> **WHAT IS NEEDED**: Repeat the whole listing exactly.

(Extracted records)
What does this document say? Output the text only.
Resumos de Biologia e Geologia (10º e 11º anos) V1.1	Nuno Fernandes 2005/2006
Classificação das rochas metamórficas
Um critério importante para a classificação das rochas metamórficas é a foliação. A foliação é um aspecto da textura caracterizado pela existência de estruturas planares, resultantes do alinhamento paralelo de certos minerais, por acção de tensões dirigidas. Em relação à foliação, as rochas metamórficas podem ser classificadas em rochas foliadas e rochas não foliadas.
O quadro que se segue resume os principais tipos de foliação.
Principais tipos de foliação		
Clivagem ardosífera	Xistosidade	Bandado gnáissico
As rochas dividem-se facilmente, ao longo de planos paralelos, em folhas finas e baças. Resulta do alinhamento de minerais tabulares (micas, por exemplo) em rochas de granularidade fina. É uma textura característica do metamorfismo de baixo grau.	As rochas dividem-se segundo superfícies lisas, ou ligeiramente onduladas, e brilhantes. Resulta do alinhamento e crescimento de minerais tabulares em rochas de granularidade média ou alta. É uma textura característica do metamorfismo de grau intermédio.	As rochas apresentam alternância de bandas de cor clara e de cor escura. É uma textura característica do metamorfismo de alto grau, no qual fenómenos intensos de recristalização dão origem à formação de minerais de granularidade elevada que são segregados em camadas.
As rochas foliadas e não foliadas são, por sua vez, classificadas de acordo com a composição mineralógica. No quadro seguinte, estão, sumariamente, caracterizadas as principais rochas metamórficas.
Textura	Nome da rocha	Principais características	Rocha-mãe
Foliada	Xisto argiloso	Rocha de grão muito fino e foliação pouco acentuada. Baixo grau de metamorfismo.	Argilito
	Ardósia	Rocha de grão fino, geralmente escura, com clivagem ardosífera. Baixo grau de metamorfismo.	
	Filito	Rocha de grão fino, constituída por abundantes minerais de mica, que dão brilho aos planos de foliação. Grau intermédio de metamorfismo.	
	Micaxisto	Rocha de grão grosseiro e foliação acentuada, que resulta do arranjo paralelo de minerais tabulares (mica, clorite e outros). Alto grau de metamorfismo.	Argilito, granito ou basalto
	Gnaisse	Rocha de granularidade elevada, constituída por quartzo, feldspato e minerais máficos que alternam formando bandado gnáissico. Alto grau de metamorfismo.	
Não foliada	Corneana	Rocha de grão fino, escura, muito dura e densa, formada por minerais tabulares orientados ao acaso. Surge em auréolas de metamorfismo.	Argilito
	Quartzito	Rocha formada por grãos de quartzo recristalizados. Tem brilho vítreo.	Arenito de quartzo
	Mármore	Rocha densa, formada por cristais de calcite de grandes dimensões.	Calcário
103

> **ANSWER TO THIS PROBLEM**:
What does this document say? Output the text only.
Resumos de Biologia e Geologia (10º e 11º anos) V1.1	Nuno Fernandes 2005/2006
Classificação das rochas metamórficas
Um critério importante para a classificação das rochas metamórficas é a foliação. A foliação é um aspecto da textura caracterizado pela existência de estruturas planares, resultantes do alinhamento paralelo de certos minerais, por acção de tensões dirigidas. Em relação à foliação, as rochas metamórficas podem ser classificadas em rochas foliadas e rochas não foliadas.
O quadro que se segue resume os principais tipos de foliação.
Principais tipos de foliação		
Clivagem ardosífera	Xistosidade	Bandado gnáissico
As rochas dividem-se facilmente, ao longo de planos paralelos, em folhas finas e baças. Resulta do alinhamento de minerais tabulares (micas, por exemplo) em rochas de granularidade fina. É uma textura característica do metamorfismo de baixo grau.	As rochas dividem-se segundo superfícies lisas, ou ligeiramente onduladas, e brilhantes. Resulta do alinhamento e crescimento de minerais tabulares em rochas de granularidade média ou alta. É uma textura característica do metamorfismo de grau intermédio.	As rochas apresentam alternância de bandas de cor clara e de cor escura. É uma textura característica do metamorfismo de alto grau, no qual fenómenos intensos de recristalização dão origem à formação de minerais de granularidade elevada que são segregados em camadas.
As rochas foliadas e não foliadas são, por sua vez, classificadas de acordo com a composição mineralógica. No quadro seguinte, estão, sumariamente, caracterizadas as principais rochas metamórficas.
Textura	Nome da rocha	Principais características	Rocha-mãe
Foliada	Xisto argiloso	Rocha de grão muito fino e foliação pouco acentuada. Baixo grau de metamorfismo.	Argilito
	Ardósia	Rocha de grão fino, geralmente escura, com clivagem ardosífera. Baixo grau de metamorfismo.	
	Filito	Rocha de grão fino, constituída por abundantes minerais de mica, que dão brilho aos planos de foliação. Grau intermédio de metamorfismo.	
	Micaxisto	Rocha de grão grosseiro e foliação acentuada, que resulta do arranjo paralelo de minerais tabulares (mica, clorite e outros). Alto grau de metamorfismo.	Argilito, granito ou basalto
	Gnaisse	Rocha de granularidade elevada, constituída por quartzo, feldspato e minerais máficos que alternam formando bandado gnáissico. Alto grau de metamorfismo.	
Não foliada	Corneana	Rocha de grão fino, escura, muito dura e densa, formada por minerais tabulares orientados ao acaso. Surge em auréolas de metamorfismo.	Argilito
	Quartzito	Rocha formada por grãos de quartzo recristalizados. Tem brilho vítreo.	Arenito de quartzo
	Mármore	Rocha densa, formada por cristais de calcite de grandes dimensões.	Calcário
103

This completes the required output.